──────── Supplied information ────────

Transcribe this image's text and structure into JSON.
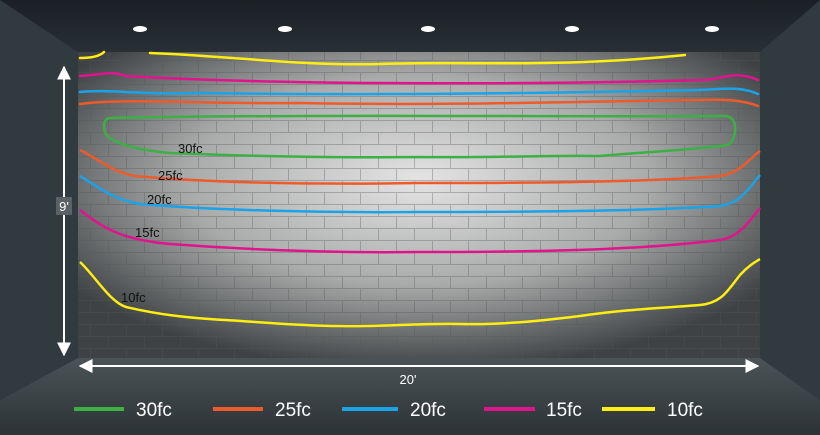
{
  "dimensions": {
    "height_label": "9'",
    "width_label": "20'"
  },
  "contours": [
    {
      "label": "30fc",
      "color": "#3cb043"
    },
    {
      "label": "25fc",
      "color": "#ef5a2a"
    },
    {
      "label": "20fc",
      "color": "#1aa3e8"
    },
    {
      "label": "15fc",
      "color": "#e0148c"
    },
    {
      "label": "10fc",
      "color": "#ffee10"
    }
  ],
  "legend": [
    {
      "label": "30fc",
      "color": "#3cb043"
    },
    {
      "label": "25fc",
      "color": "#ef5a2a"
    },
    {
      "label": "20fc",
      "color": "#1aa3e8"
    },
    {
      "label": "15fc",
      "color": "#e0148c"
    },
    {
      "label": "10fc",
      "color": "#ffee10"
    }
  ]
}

────────
──────── Supplied information ────────

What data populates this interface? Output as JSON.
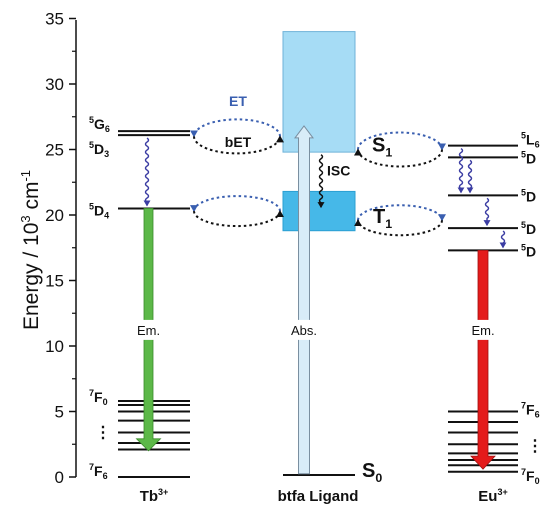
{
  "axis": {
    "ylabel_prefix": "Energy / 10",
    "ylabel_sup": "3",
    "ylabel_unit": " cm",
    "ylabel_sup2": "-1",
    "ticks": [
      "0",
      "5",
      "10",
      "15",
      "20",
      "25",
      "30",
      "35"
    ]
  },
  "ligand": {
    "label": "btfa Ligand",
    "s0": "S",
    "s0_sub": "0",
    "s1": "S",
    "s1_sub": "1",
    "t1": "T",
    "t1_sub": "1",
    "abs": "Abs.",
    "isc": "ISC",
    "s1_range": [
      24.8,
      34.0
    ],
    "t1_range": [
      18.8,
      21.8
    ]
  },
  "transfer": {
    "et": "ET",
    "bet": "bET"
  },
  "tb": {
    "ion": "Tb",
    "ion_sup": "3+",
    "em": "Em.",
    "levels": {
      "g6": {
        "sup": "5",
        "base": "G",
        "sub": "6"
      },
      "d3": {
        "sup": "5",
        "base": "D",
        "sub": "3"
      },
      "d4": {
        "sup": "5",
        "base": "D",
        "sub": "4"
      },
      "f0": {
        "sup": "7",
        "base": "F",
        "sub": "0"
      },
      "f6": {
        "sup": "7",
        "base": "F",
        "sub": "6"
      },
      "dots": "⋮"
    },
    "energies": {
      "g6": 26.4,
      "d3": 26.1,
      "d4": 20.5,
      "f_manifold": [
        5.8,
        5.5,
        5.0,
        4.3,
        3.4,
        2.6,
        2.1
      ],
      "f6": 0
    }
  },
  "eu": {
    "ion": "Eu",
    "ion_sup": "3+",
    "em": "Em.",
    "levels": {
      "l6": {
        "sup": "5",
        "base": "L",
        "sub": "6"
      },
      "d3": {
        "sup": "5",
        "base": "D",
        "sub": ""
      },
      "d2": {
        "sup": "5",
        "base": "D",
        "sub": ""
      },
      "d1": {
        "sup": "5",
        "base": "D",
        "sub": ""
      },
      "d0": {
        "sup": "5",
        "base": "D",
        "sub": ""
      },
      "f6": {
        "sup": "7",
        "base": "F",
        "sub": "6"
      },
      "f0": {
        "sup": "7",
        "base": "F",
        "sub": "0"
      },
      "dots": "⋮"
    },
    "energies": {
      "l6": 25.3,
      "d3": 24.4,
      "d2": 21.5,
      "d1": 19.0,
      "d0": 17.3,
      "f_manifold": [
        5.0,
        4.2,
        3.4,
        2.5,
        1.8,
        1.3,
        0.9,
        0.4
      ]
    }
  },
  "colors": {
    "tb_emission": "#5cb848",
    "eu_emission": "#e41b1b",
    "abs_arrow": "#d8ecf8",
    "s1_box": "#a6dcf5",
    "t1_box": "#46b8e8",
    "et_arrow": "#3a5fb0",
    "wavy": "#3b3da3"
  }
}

────────
──────── Supplied information ────────

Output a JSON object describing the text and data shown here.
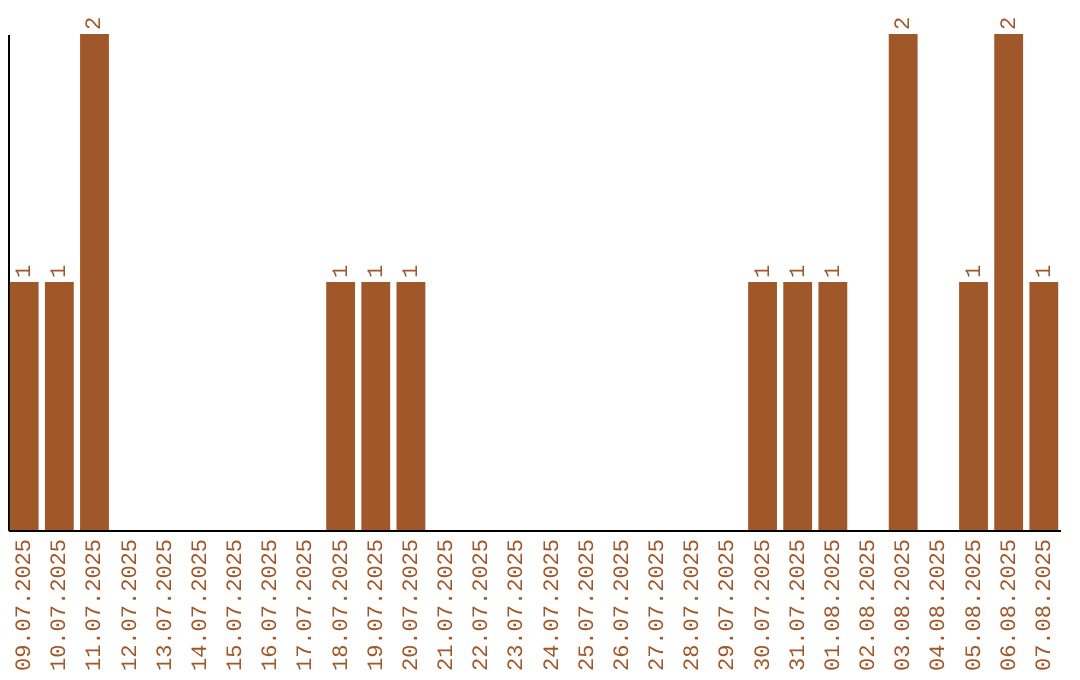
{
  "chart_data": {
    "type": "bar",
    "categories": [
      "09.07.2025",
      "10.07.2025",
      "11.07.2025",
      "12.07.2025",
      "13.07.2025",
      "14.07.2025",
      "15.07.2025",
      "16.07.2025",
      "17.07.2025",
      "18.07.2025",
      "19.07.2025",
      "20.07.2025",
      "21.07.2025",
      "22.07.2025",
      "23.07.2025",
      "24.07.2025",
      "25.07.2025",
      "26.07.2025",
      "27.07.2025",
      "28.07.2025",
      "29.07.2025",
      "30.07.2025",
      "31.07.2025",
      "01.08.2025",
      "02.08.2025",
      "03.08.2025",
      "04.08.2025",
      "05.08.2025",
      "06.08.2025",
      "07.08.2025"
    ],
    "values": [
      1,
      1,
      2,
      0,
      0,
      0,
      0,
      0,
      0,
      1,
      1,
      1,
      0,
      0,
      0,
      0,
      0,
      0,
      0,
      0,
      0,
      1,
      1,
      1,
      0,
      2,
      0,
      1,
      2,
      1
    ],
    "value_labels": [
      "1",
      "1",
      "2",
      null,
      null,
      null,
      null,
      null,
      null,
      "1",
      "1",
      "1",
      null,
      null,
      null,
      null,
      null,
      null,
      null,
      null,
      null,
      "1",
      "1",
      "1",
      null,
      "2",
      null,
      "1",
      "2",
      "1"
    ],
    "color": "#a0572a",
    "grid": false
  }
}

────────

» The request
Look through the listing above. Pick out each line with "this" and copy it.

» Result of the exercise
Transcribe this image's text and structure into JSON.
What data populates this interface? Output as JSON.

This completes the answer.